### Request
Give every entry again, word for word.

### Provided records
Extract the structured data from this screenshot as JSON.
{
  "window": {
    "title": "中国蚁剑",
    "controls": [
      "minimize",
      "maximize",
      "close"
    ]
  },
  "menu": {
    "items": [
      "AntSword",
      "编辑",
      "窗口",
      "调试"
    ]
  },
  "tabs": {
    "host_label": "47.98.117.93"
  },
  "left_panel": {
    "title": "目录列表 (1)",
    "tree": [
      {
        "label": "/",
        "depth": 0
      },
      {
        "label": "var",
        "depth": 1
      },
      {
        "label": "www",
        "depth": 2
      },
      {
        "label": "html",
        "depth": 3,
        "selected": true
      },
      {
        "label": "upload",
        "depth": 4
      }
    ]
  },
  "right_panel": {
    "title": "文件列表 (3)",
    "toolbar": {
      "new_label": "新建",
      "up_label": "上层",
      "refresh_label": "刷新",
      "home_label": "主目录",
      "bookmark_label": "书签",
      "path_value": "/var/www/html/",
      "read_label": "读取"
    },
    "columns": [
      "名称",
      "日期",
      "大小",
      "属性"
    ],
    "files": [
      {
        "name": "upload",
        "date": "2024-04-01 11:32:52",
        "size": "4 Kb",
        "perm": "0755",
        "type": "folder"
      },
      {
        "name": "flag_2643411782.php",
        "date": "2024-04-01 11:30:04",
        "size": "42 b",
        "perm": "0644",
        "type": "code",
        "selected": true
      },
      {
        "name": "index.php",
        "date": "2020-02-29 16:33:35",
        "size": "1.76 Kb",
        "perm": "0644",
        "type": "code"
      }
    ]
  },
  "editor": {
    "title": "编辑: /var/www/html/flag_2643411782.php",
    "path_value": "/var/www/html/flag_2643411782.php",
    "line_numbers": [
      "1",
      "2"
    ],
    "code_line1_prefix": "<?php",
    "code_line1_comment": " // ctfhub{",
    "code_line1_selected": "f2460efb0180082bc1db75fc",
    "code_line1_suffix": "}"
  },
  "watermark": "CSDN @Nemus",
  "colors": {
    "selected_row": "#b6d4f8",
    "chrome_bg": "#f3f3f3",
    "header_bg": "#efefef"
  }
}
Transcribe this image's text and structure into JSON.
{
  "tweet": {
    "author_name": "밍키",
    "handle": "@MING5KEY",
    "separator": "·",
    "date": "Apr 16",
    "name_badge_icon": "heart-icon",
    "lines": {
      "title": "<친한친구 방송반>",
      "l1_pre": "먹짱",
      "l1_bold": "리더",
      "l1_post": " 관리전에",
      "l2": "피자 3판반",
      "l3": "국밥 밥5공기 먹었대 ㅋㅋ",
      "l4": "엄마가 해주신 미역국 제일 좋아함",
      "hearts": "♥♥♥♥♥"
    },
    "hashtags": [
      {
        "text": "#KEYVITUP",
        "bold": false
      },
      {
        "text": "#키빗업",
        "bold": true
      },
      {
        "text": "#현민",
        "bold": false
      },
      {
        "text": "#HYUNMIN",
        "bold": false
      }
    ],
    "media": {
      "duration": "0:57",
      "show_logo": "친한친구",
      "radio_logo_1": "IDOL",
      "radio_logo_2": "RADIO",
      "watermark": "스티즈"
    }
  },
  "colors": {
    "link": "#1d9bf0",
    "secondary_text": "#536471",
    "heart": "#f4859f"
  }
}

### Output of the task
Extract the structured data from this screenshot as JSON.
{
  "window": {
    "title": "中国蚁剑",
    "controls": [
      "minimize",
      "maximize",
      "close"
    ]
  },
  "menu": {
    "items": [
      "AntSword",
      "编辑",
      "窗口",
      "调试"
    ]
  },
  "tabs": {
    "host_label": "47.98.117.93"
  },
  "left_panel": {
    "title": "目录列表 (1)",
    "tree": [
      {
        "label": "/",
        "depth": 0
      },
      {
        "label": "var",
        "depth": 1
      },
      {
        "label": "www",
        "depth": 2
      },
      {
        "label": "html",
        "depth": 3,
        "selected": true
      },
      {
        "label": "upload",
        "depth": 4
      }
    ]
  },
  "right_panel": {
    "title": "文件列表 (3)",
    "toolbar": {
      "new_label": "新建",
      "up_label": "上层",
      "refresh_label": "刷新",
      "home_label": "主目录",
      "bookmark_label": "书签",
      "path_value": "/var/www/html/",
      "read_label": "读取"
    },
    "columns": [
      "名称",
      "日期",
      "大小",
      "属性"
    ],
    "files": [
      {
        "name": "upload",
        "date": "2024-04-01 11:32:52",
        "size": "4 Kb",
        "perm": "0755",
        "type": "folder"
      },
      {
        "name": "flag_2643411782.php",
        "date": "2024-04-01 11:30:04",
        "size": "42 b",
        "perm": "0644",
        "type": "code",
        "selected": true
      },
      {
        "name": "index.php",
        "date": "2020-02-29 16:33:35",
        "size": "1.76 Kb",
        "perm": "0644",
        "type": "code"
      }
    ]
  },
  "editor": {
    "title": "编辑: /var/www/html/flag_2643411782.php",
    "path_value": "/var/www/html/flag_2643411782.php",
    "line_numbers": [
      "1",
      "2"
    ],
    "code_line1_prefix": "<?php",
    "code_line1_comment": " // ctfhub{",
    "code_line1_selected": "f2460efb0180082bc1db75fc",
    "code_line1_suffix": "}"
  },
  "watermark": "CSDN @Nemus",
  "colors": {
    "selected_row": "#b6d4f8",
    "chrome_bg": "#f3f3f3",
    "header_bg": "#efefef"
  }
}
Transcribe this image's text and structure into JSON.
{
  "tweet": {
    "author_name": "밍키",
    "handle": "@MING5KEY",
    "separator": "·",
    "date": "Apr 16",
    "name_badge_icon": "heart-icon",
    "lines": {
      "title": "<친한친구 방송반>",
      "l1_pre": "먹짱",
      "l1_bold": "리더",
      "l1_post": " 관리전에",
      "l2": "피자 3판반",
      "l3": "국밥 밥5공기 먹었대 ㅋㅋ",
      "l4": "엄마가 해주신 미역국 제일 좋아함",
      "hearts": "♥♥♥♥♥"
    },
    "hashtags": [
      {
        "text": "#KEYVITUP",
        "bold": false
      },
      {
        "text": "#키빗업",
        "bold": true
      },
      {
        "text": "#현민",
        "bold": false
      },
      {
        "text": "#HYUNMIN",
        "bold": false
      }
    ],
    "media": {
      "duration": "0:57",
      "show_logo": "친한친구",
      "radio_logo_1": "IDOL",
      "radio_logo_2": "RADIO",
      "watermark": "스티즈"
    }
  },
  "colors": {
    "link": "#1d9bf0",
    "secondary_text": "#536471",
    "heart": "#f4859f"
  }
}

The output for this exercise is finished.